Written instruction A
According to the bylaws excerpt, who presides at shareholder meetings when the Chair of the Board is not present?
-- Text block start --
Section 1.8. Chair and Secretary of the Meeting. The Chair of the Board shall preside at all shareholder meetings. If the Chair is not present the Chief Executive Officer shall preside. If the Chief Executive Officer is not present the Chair or the Chief Executive Officer shall designate a presiding officer. If neither the Chair of the Board nor the Chief Executive Officer nor the designee is present, a Chair shall be elected by the meeting. The Secretary of the Corporation shall act as Secretary of all the meetings, if present. If not present, the Chair shall appoint a Secretary of the meeting.

 

Section 1.9. Rules & Order of Business. All meetings of shareholders shall be conducted in accordance with such rules as are prescribed by the Chair of the meeting and the Chair shall determine the order of business.
-- Text block end --
Written instruction B
From the rows below, copy out the lines between the one holding "text-placeholder-line bbox=[743, 453, 954, 455]" and the one holding "canvas-logo-text: 大師号 bbox=[195, 94, 253, 116]", inclusive.
-- Dataset entries start --
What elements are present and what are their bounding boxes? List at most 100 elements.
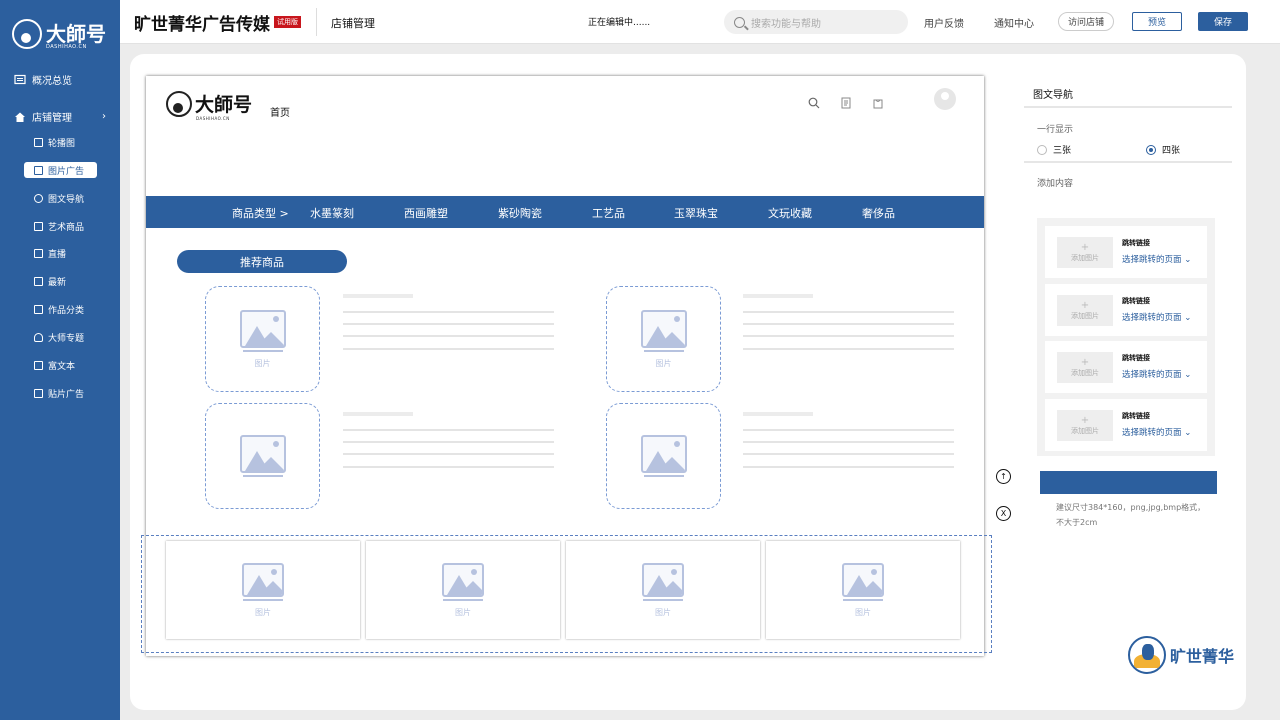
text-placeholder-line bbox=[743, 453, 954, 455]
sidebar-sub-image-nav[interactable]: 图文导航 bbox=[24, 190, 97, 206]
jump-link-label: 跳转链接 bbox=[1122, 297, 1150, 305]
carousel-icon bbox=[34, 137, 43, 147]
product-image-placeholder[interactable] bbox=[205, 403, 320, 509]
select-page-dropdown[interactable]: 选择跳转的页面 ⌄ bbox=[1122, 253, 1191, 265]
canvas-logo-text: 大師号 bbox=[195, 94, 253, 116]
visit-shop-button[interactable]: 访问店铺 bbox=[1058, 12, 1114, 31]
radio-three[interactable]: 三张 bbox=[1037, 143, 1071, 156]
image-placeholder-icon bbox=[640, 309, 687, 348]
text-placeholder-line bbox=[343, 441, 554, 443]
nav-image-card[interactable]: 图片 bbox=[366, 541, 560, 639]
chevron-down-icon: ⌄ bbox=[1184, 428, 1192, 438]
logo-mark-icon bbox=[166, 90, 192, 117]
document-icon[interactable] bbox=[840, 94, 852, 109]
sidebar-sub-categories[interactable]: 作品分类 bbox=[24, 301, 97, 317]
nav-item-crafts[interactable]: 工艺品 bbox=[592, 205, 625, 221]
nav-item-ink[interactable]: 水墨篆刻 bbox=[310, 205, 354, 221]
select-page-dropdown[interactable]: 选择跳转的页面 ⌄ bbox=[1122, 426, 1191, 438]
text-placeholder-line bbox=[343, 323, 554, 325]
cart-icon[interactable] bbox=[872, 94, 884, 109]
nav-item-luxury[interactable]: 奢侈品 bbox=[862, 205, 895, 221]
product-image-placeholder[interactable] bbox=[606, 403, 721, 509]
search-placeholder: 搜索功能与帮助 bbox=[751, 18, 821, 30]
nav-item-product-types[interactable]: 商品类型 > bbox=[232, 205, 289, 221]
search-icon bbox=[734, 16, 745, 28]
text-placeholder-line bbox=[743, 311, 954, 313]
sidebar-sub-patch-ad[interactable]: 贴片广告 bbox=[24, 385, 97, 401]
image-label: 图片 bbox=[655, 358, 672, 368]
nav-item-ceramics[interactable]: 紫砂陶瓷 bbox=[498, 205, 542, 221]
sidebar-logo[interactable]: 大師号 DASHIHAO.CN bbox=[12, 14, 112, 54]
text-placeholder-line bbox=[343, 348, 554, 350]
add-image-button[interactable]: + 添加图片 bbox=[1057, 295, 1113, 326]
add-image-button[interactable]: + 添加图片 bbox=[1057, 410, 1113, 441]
-- Dataset entries end --
Exercise response A
The Chief Executive Officer.

Exercise response B
text-placeholder-line bbox=[743, 453, 954, 455]
sidebar-sub-image-nav[interactable]: 图文导航 bbox=[24, 190, 97, 206]
jump-link-label: 跳转链接 bbox=[1122, 297, 1150, 305]
carousel-icon bbox=[34, 137, 43, 147]
product-image-placeholder[interactable] bbox=[205, 403, 320, 509]
select-page-dropdown[interactable]: 选择跳转的页面 ⌄ bbox=[1122, 253, 1191, 265]
canvas-logo-text: 大師号 bbox=[195, 94, 253, 116]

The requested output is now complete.